WRITTEN PROBLEM → In the records below, find each line with the word "text" and copy it.

DATA SHOWN →
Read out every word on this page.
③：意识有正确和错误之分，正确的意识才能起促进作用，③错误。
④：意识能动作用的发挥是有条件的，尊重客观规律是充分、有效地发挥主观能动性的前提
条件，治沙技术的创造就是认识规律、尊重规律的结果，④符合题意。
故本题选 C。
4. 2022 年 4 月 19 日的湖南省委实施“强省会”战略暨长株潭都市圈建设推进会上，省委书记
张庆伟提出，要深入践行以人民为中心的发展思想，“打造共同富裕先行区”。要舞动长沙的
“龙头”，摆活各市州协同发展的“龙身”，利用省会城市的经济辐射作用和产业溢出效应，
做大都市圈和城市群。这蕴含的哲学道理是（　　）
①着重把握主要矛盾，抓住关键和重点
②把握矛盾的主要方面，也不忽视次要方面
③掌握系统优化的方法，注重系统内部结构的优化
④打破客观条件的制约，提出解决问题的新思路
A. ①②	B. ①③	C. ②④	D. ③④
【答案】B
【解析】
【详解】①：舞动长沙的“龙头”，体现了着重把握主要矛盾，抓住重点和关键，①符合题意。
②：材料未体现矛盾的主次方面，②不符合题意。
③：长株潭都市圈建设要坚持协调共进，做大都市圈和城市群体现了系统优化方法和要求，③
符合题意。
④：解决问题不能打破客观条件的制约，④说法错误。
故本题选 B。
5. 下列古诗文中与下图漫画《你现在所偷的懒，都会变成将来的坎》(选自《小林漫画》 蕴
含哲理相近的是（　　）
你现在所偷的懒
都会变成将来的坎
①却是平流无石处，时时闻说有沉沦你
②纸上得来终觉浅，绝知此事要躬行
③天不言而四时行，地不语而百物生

* * *

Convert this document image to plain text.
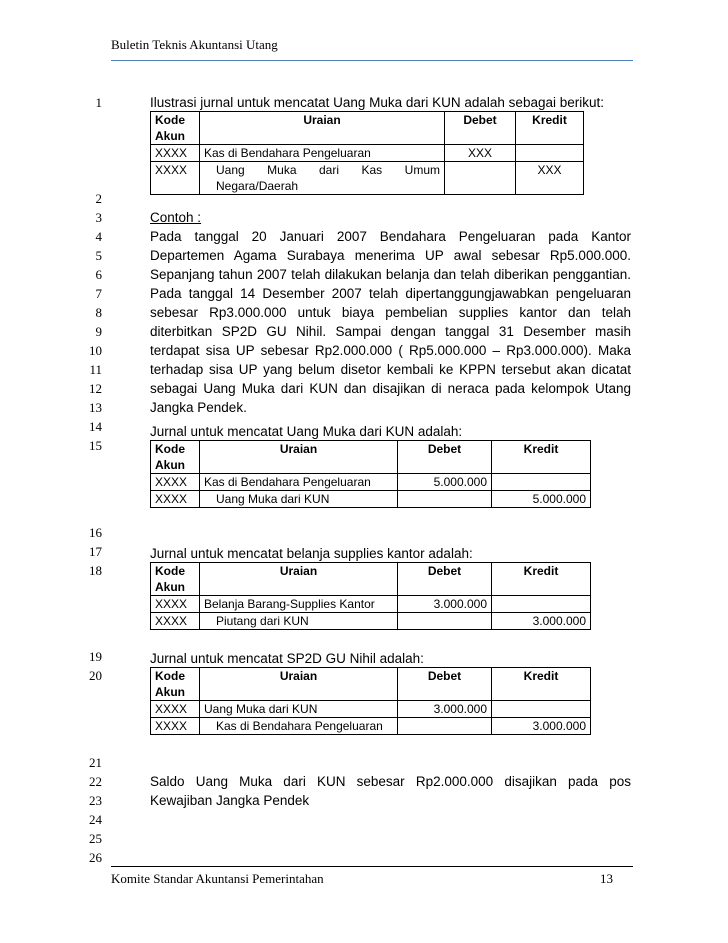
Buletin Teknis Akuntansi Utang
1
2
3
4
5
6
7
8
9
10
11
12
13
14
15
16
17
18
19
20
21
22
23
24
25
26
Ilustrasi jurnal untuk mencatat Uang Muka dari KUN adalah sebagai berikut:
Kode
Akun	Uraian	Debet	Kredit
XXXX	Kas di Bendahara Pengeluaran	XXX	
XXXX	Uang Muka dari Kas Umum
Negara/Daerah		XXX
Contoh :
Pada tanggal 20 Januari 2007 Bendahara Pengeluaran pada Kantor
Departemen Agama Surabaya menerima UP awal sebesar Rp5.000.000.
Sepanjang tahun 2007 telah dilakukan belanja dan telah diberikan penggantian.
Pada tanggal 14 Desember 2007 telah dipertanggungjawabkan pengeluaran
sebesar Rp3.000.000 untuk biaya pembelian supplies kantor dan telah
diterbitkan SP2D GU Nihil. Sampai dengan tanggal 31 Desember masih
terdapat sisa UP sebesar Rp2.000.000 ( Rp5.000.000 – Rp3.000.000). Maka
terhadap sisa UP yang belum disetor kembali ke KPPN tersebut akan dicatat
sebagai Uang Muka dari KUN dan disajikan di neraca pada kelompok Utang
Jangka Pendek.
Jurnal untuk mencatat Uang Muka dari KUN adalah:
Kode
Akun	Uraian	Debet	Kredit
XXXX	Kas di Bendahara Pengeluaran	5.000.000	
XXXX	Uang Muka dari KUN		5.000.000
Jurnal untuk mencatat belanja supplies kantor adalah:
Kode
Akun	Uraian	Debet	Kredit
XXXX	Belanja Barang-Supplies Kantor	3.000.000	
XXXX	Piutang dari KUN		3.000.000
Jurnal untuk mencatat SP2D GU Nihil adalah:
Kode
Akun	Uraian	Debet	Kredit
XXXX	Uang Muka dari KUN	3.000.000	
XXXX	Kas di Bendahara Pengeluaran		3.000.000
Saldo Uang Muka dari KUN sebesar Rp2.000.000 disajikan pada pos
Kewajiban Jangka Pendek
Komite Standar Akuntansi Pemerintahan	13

--

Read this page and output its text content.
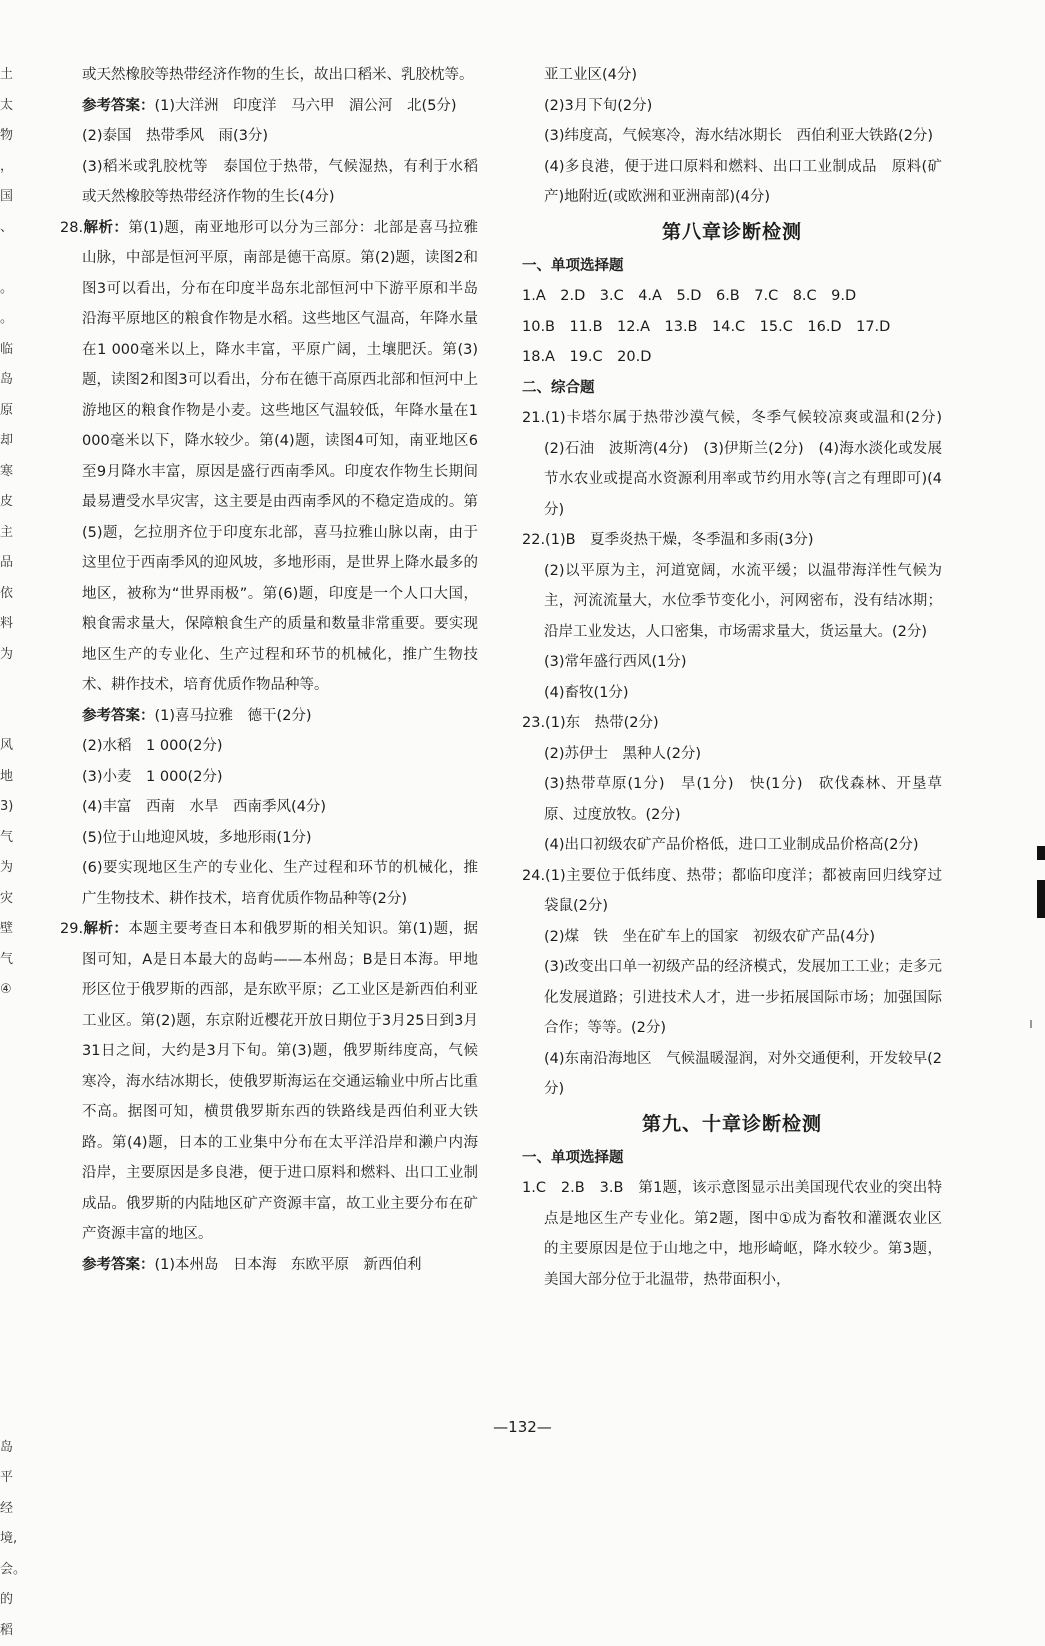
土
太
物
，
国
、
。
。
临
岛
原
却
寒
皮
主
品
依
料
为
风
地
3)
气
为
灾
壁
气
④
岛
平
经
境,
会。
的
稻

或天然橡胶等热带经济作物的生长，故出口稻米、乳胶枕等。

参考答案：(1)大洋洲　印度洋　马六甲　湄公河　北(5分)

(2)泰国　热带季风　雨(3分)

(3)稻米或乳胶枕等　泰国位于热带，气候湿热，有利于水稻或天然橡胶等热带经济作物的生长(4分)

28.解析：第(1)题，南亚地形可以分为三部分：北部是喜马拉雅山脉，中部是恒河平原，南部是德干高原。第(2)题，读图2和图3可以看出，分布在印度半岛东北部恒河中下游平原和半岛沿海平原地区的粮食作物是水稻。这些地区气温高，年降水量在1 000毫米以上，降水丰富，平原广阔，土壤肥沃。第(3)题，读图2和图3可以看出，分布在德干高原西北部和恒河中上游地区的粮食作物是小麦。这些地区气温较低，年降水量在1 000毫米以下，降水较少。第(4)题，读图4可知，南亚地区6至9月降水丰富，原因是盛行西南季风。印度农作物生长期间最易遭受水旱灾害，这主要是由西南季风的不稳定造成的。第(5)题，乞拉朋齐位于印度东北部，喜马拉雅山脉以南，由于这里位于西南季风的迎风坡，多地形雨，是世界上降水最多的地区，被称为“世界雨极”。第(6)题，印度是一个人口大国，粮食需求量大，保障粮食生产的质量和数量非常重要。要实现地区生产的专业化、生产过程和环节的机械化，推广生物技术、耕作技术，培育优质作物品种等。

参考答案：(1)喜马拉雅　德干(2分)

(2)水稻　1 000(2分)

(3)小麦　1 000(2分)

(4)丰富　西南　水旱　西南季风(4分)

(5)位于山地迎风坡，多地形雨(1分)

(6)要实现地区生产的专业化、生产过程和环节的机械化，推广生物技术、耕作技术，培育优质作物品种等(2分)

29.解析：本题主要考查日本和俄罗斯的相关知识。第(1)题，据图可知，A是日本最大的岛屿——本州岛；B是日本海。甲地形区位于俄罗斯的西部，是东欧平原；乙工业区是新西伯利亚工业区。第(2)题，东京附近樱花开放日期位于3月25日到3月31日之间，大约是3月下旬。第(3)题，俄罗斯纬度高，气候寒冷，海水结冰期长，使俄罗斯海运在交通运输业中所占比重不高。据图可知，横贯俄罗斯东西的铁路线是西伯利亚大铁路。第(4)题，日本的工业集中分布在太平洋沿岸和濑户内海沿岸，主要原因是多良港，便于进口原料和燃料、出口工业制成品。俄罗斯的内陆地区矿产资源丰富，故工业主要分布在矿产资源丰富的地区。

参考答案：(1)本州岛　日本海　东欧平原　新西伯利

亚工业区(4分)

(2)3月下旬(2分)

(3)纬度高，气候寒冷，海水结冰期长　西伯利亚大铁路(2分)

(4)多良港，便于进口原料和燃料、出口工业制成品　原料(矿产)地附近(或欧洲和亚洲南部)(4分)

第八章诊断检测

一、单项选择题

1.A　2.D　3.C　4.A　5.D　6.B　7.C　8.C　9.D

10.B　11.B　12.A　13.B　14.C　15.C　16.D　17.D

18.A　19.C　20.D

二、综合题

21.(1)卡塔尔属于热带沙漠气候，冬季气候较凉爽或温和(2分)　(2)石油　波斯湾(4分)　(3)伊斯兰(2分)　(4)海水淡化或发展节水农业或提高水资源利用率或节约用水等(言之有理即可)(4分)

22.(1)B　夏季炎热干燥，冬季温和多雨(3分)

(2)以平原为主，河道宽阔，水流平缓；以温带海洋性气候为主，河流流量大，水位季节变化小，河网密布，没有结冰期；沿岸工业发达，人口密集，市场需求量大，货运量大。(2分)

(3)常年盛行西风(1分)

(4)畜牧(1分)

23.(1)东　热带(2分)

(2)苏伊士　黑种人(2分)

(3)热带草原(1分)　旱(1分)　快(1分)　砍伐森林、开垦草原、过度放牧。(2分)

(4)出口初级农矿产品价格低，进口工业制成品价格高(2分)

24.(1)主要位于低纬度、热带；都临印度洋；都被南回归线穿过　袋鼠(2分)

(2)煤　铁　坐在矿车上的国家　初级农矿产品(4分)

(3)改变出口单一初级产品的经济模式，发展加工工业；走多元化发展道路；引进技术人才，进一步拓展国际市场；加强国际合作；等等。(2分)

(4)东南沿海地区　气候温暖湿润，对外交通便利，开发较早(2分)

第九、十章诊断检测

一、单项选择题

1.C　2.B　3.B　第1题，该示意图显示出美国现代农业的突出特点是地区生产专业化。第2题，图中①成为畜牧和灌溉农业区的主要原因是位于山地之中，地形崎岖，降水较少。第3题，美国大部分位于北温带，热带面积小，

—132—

CORRECT RESULT →
Convert this document image to plain text.
Read this page and output its text content.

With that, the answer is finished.